What the exercise asks ->
Below is a block of records; return all of them exactly, but without the images.

-- start Given data --

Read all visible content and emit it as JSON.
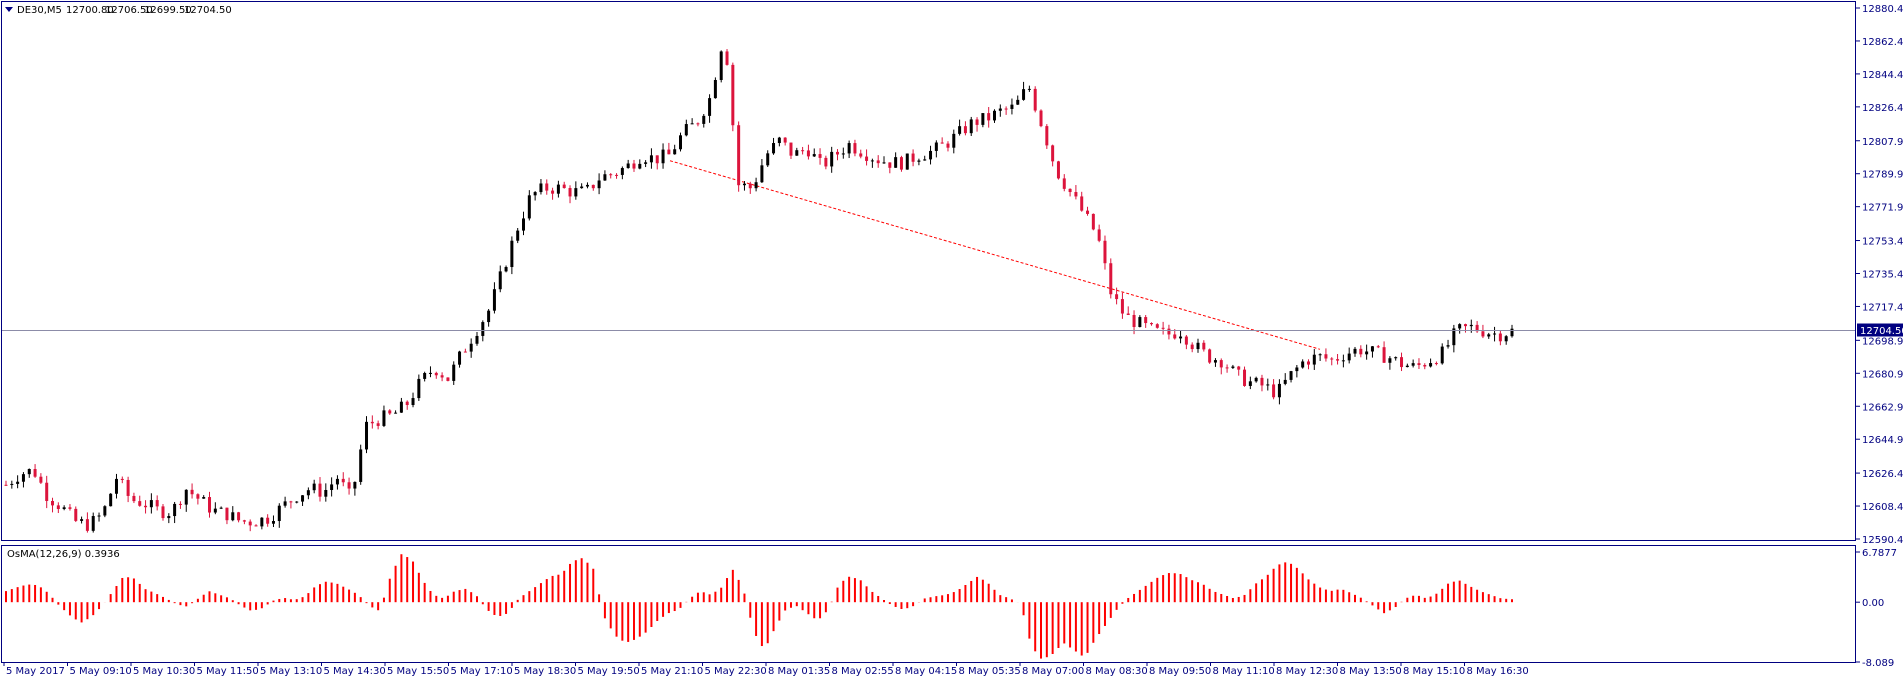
{
  "main_chart": {
    "symbol_label": "DE30,M5",
    "ohlc": {
      "open": "12700.80",
      "high": "12706.50",
      "low": "12699.50",
      "close": "12704.50"
    },
    "current_price_tag": "12704.50",
    "price_ticks": [
      "12880.40",
      "12862.40",
      "12844.40",
      "12826.40",
      "12807.90",
      "12789.90",
      "12771.90",
      "12753.40",
      "12735.40",
      "12717.40",
      "12698.90",
      "12680.90",
      "12662.90",
      "12644.90",
      "12626.40",
      "12608.40",
      "12590.40"
    ],
    "ylim": [
      12590.4,
      12880.4
    ],
    "current_price": 12704.5
  },
  "osma": {
    "label": "OsMA(12,26,9) 0.3936",
    "ticks": [
      "6.7877",
      "0.00",
      "-8.089"
    ],
    "ylim": [
      -8.089,
      6.7877
    ]
  },
  "time_labels": [
    "5 May 2017",
    "5 May 09:10",
    "5 May 10:30",
    "5 May 11:50",
    "5 May 13:10",
    "5 May 14:30",
    "5 May 15:50",
    "5 May 17:10",
    "5 May 18:30",
    "5 May 19:50",
    "5 May 21:10",
    "5 May 22:30",
    "8 May 01:35",
    "8 May 02:55",
    "8 May 04:15",
    "8 May 05:35",
    "8 May 07:00",
    "8 May 08:30",
    "8 May 09:50",
    "8 May 11:10",
    "8 May 12:30",
    "8 May 13:50",
    "8 May 15:10",
    "8 May 16:30"
  ],
  "colors": {
    "axis": "#000080",
    "bull_body": "#000000",
    "bear_body": "#dc143c",
    "wick_up": "#32cd32",
    "osma_bar": "#ff0000",
    "current_line": "#8c8ca8",
    "trendline": "#ff0000",
    "tag_bg": "#000080"
  },
  "icons": {
    "menu": "triangle-down-icon"
  },
  "chart_data": [
    {
      "type": "candlestick",
      "title": "DE30,M5",
      "ylim": [
        12590.4,
        12880.4
      ],
      "x_labels": [
        "5 May 2017",
        "5 May 09:10",
        "5 May 10:30",
        "5 May 11:50",
        "5 May 13:10",
        "5 May 14:30",
        "5 May 15:50",
        "5 May 17:10",
        "5 May 18:30",
        "5 May 19:50",
        "5 May 21:10",
        "5 May 22:30",
        "8 May 01:35",
        "8 May 02:55",
        "8 May 04:15",
        "8 May 05:35",
        "8 May 07:00",
        "8 May 08:30",
        "8 May 09:50",
        "8 May 11:10",
        "8 May 12:30",
        "8 May 13:50",
        "8 May 15:10",
        "8 May 16:30"
      ],
      "close_path": [
        12620,
        12626,
        12628,
        12614,
        12608,
        12600,
        12598,
        12604,
        12624,
        12612,
        12610,
        12606,
        12605,
        12618,
        12612,
        12606,
        12604,
        12600,
        12600,
        12602,
        12608,
        12614,
        12618,
        12616,
        12624,
        12612,
        12652,
        12656,
        12658,
        12664,
        12676,
        12684,
        12678,
        12692,
        12704,
        12716,
        12738,
        12760,
        12778,
        12782,
        12782,
        12780,
        12780,
        12788,
        12790,
        12794,
        12800,
        12798,
        12800,
        12812,
        12818,
        12832,
        12868,
        12784,
        12782,
        12800,
        12808,
        12800,
        12804,
        12794,
        12800,
        12806,
        12802,
        12798,
        12796,
        12796,
        12800,
        12802,
        12806,
        12812,
        12818,
        12820,
        12824,
        12826,
        12838,
        12816,
        12792,
        12780,
        12768,
        12756,
        12724,
        12712,
        12708,
        12704,
        12702,
        12704,
        12696,
        12690,
        12688,
        12680,
        12676,
        12674,
        12670,
        12680,
        12688,
        12690,
        12688,
        12692,
        12694,
        12692,
        12690,
        12686,
        12684,
        12688,
        12692,
        12704,
        12706,
        12704,
        12702,
        12704
      ]
    },
    {
      "type": "bar",
      "title": "OsMA(12,26,9) 0.3936",
      "ylim": [
        -8.089,
        6.7877
      ],
      "bar_values": [
        1.5,
        2.0,
        2.4,
        2.3,
        1.2,
        -0.5,
        -1.8,
        -2.8,
        -2.0,
        -0.5,
        1.5,
        3.5,
        3.2,
        1.8,
        1.2,
        0.5,
        -0.3,
        -0.6,
        0.5,
        1.5,
        1.0,
        0.5,
        -0.5,
        -1.2,
        -0.8,
        0.2,
        0.6,
        0.3,
        0.8,
        2.2,
        2.8,
        2.5,
        1.8,
        1.0,
        -0.5,
        -1.2,
        3.5,
        6.5,
        5.8,
        3.0,
        1.0,
        0.5,
        1.5,
        1.8,
        1.0,
        -1.0,
        -2.0,
        -1.5,
        0.5,
        1.5,
        2.5,
        3.5,
        3.8,
        5.5,
        6.0,
        4.5,
        -2.0,
        -4.5,
        -5.5,
        -5.0,
        -4.0,
        -2.5,
        -1.5,
        -1.0,
        0.5,
        1.5,
        1.0,
        2.0,
        4.5,
        2.0,
        -4.0,
        -6.5,
        -3.5,
        -1.0,
        -0.5,
        -1.5,
        -2.5,
        -1.0,
        2.5,
        3.5,
        3.0,
        1.5,
        0.5,
        -0.5,
        -1.0,
        -0.5,
        0.5,
        0.8,
        1.0,
        1.5,
        2.5,
        3.5,
        2.5,
        1.0,
        0.5,
        -0.2,
        -6.0,
        -7.8,
        -7.0,
        -5.5,
        -6.5,
        -7.5,
        -5.0,
        -3.0,
        -1.0,
        0.5,
        1.5,
        2.5,
        3.5,
        4.0,
        3.8,
        3.0,
        2.5,
        1.5,
        1.0,
        0.5,
        1.0,
        2.5,
        3.5,
        5.0,
        5.5,
        4.5,
        3.0,
        2.0,
        1.5,
        1.8,
        1.2,
        0.5,
        -0.5,
        -1.5,
        -0.8,
        0.5,
        1.0,
        0.5,
        1.2,
        2.5,
        3.0,
        2.2,
        1.5,
        1.0,
        0.5,
        0.4
      ]
    }
  ]
}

-- end Given data --

Output of the exercise ->
Read all visible content and emit it as JSON.
{
  "main_chart": {
    "symbol_label": "DE30,M5",
    "ohlc": {
      "open": "12700.80",
      "high": "12706.50",
      "low": "12699.50",
      "close": "12704.50"
    },
    "current_price_tag": "12704.50",
    "price_ticks": [
      "12880.40",
      "12862.40",
      "12844.40",
      "12826.40",
      "12807.90",
      "12789.90",
      "12771.90",
      "12753.40",
      "12735.40",
      "12717.40",
      "12698.90",
      "12680.90",
      "12662.90",
      "12644.90",
      "12626.40",
      "12608.40",
      "12590.40"
    ],
    "ylim": [
      12590.4,
      12880.4
    ],
    "current_price": 12704.5
  },
  "osma": {
    "label": "OsMA(12,26,9) 0.3936",
    "ticks": [
      "6.7877",
      "0.00",
      "-8.089"
    ],
    "ylim": [
      -8.089,
      6.7877
    ]
  },
  "time_labels": [
    "5 May 2017",
    "5 May 09:10",
    "5 May 10:30",
    "5 May 11:50",
    "5 May 13:10",
    "5 May 14:30",
    "5 May 15:50",
    "5 May 17:10",
    "5 May 18:30",
    "5 May 19:50",
    "5 May 21:10",
    "5 May 22:30",
    "8 May 01:35",
    "8 May 02:55",
    "8 May 04:15",
    "8 May 05:35",
    "8 May 07:00",
    "8 May 08:30",
    "8 May 09:50",
    "8 May 11:10",
    "8 May 12:30",
    "8 May 13:50",
    "8 May 15:10",
    "8 May 16:30"
  ],
  "colors": {
    "axis": "#000080",
    "bull_body": "#000000",
    "bear_body": "#dc143c",
    "wick_up": "#32cd32",
    "osma_bar": "#ff0000",
    "current_line": "#8c8ca8",
    "trendline": "#ff0000",
    "tag_bg": "#000080"
  },
  "icons": {
    "menu": "triangle-down-icon"
  },
  "chart_data": [
    {
      "type": "candlestick",
      "title": "DE30,M5",
      "ylim": [
        12590.4,
        12880.4
      ],
      "x_labels": [
        "5 May 2017",
        "5 May 09:10",
        "5 May 10:30",
        "5 May 11:50",
        "5 May 13:10",
        "5 May 14:30",
        "5 May 15:50",
        "5 May 17:10",
        "5 May 18:30",
        "5 May 19:50",
        "5 May 21:10",
        "5 May 22:30",
        "8 May 01:35",
        "8 May 02:55",
        "8 May 04:15",
        "8 May 05:35",
        "8 May 07:00",
        "8 May 08:30",
        "8 May 09:50",
        "8 May 11:10",
        "8 May 12:30",
        "8 May 13:50",
        "8 May 15:10",
        "8 May 16:30"
      ],
      "close_path": [
        12620,
        12626,
        12628,
        12614,
        12608,
        12600,
        12598,
        12604,
        12624,
        12612,
        12610,
        12606,
        12605,
        12618,
        12612,
        12606,
        12604,
        12600,
        12600,
        12602,
        12608,
        12614,
        12618,
        12616,
        12624,
        12612,
        12652,
        12656,
        12658,
        12664,
        12676,
        12684,
        12678,
        12692,
        12704,
        12716,
        12738,
        12760,
        12778,
        12782,
        12782,
        12780,
        12780,
        12788,
        12790,
        12794,
        12800,
        12798,
        12800,
        12812,
        12818,
        12832,
        12868,
        12784,
        12782,
        12800,
        12808,
        12800,
        12804,
        12794,
        12800,
        12806,
        12802,
        12798,
        12796,
        12796,
        12800,
        12802,
        12806,
        12812,
        12818,
        12820,
        12824,
        12826,
        12838,
        12816,
        12792,
        12780,
        12768,
        12756,
        12724,
        12712,
        12708,
        12704,
        12702,
        12704,
        12696,
        12690,
        12688,
        12680,
        12676,
        12674,
        12670,
        12680,
        12688,
        12690,
        12688,
        12692,
        12694,
        12692,
        12690,
        12686,
        12684,
        12688,
        12692,
        12704,
        12706,
        12704,
        12702,
        12704
      ]
    },
    {
      "type": "bar",
      "title": "OsMA(12,26,9) 0.3936",
      "ylim": [
        -8.089,
        6.7877
      ],
      "bar_values": [
        1.5,
        2.0,
        2.4,
        2.3,
        1.2,
        -0.5,
        -1.8,
        -2.8,
        -2.0,
        -0.5,
        1.5,
        3.5,
        3.2,
        1.8,
        1.2,
        0.5,
        -0.3,
        -0.6,
        0.5,
        1.5,
        1.0,
        0.5,
        -0.5,
        -1.2,
        -0.8,
        0.2,
        0.6,
        0.3,
        0.8,
        2.2,
        2.8,
        2.5,
        1.8,
        1.0,
        -0.5,
        -1.2,
        3.5,
        6.5,
        5.8,
        3.0,
        1.0,
        0.5,
        1.5,
        1.8,
        1.0,
        -1.0,
        -2.0,
        -1.5,
        0.5,
        1.5,
        2.5,
        3.5,
        3.8,
        5.5,
        6.0,
        4.5,
        -2.0,
        -4.5,
        -5.5,
        -5.0,
        -4.0,
        -2.5,
        -1.5,
        -1.0,
        0.5,
        1.5,
        1.0,
        2.0,
        4.5,
        2.0,
        -4.0,
        -6.5,
        -3.5,
        -1.0,
        -0.5,
        -1.5,
        -2.5,
        -1.0,
        2.5,
        3.5,
        3.0,
        1.5,
        0.5,
        -0.5,
        -1.0,
        -0.5,
        0.5,
        0.8,
        1.0,
        1.5,
        2.5,
        3.5,
        2.5,
        1.0,
        0.5,
        -0.2,
        -6.0,
        -7.8,
        -7.0,
        -5.5,
        -6.5,
        -7.5,
        -5.0,
        -3.0,
        -1.0,
        0.5,
        1.5,
        2.5,
        3.5,
        4.0,
        3.8,
        3.0,
        2.5,
        1.5,
        1.0,
        0.5,
        1.0,
        2.5,
        3.5,
        5.0,
        5.5,
        4.5,
        3.0,
        2.0,
        1.5,
        1.8,
        1.2,
        0.5,
        -0.5,
        -1.5,
        -0.8,
        0.5,
        1.0,
        0.5,
        1.2,
        2.5,
        3.0,
        2.2,
        1.5,
        1.0,
        0.5,
        0.4
      ]
    }
  ]
}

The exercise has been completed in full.